# [Directions]
Your task is to filter the data below down to the lines holding "this".

# [Dataset records]
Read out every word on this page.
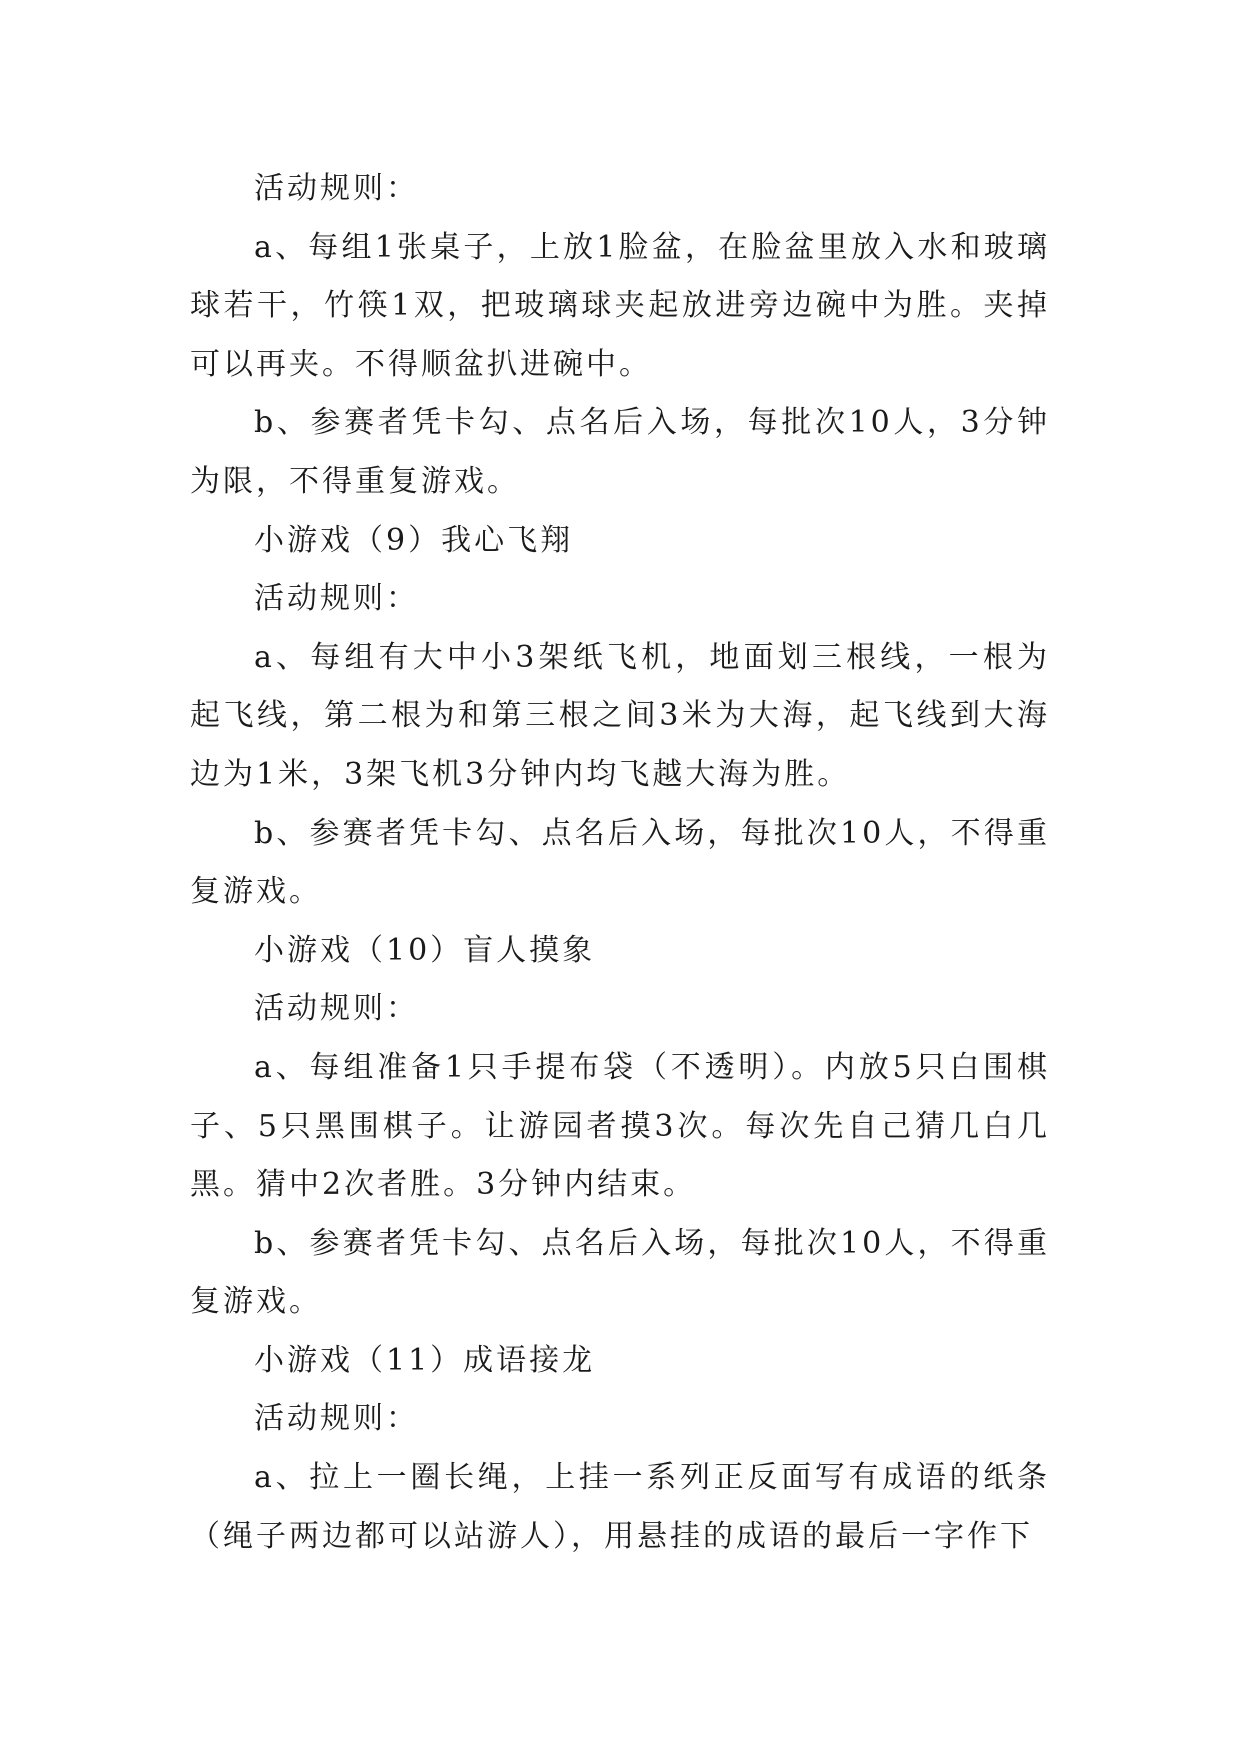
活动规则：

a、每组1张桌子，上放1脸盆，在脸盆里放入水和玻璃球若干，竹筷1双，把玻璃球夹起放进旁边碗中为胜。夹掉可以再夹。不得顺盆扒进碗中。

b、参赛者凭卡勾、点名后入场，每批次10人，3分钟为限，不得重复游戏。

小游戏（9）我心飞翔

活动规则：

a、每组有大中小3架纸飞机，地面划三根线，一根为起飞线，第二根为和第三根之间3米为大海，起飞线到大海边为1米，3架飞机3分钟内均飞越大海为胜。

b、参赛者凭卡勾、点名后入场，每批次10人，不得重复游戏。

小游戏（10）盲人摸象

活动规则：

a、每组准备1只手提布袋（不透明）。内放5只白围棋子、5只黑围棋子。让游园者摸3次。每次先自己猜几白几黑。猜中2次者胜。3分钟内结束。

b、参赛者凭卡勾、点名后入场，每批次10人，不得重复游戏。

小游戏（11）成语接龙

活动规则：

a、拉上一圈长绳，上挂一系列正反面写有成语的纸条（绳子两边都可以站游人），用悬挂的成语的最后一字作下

...

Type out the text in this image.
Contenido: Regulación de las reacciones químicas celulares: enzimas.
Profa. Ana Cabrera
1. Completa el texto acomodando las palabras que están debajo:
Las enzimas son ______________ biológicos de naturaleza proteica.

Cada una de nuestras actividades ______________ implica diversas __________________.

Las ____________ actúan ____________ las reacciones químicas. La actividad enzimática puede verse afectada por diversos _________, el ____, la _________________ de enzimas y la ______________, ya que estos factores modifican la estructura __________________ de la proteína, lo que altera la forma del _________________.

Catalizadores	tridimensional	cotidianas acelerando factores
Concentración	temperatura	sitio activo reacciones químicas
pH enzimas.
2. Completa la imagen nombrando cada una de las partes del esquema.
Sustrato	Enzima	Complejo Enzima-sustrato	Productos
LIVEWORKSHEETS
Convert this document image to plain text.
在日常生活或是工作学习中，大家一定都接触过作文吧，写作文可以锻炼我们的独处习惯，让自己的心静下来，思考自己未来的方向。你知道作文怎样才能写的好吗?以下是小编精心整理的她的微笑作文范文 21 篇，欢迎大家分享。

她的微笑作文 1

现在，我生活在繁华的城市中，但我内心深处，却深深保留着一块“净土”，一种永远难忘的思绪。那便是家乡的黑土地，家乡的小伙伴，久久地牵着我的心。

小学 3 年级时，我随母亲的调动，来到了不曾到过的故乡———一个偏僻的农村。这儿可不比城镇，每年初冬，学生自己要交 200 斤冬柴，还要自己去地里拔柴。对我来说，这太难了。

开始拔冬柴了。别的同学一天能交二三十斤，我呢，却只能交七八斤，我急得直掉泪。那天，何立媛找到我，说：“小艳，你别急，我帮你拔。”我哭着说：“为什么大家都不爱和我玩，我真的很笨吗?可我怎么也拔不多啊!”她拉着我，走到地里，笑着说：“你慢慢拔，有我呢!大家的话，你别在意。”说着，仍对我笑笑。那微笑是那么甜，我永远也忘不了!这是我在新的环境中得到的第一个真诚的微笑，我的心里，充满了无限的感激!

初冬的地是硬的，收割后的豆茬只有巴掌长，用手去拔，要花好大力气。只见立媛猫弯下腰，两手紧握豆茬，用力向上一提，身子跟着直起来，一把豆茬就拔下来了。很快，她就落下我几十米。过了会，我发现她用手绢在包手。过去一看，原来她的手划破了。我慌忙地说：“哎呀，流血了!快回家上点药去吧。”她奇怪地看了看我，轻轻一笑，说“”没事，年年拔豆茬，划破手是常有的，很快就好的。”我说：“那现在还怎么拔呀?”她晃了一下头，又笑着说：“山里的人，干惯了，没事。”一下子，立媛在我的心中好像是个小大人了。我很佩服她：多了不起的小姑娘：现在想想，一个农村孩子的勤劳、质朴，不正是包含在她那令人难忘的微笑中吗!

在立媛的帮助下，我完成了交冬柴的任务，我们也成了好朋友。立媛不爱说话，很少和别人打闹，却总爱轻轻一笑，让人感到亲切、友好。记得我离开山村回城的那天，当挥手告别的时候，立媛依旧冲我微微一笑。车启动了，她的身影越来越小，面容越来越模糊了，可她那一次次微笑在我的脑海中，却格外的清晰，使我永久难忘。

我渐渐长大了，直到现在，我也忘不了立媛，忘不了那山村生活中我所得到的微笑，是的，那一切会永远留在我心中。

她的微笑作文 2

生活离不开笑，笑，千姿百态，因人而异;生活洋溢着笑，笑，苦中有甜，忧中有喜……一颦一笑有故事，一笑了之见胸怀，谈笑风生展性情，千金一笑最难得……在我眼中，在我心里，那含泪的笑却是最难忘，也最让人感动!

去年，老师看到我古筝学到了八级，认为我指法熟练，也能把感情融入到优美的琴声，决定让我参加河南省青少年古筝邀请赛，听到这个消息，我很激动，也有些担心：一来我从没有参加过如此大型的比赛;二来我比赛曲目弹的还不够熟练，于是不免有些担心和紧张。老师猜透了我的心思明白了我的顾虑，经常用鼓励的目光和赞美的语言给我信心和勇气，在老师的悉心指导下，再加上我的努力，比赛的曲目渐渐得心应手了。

# [Correct result]
Read out every word on this page.
Type out the text in this image.
Convert this document image to plain text.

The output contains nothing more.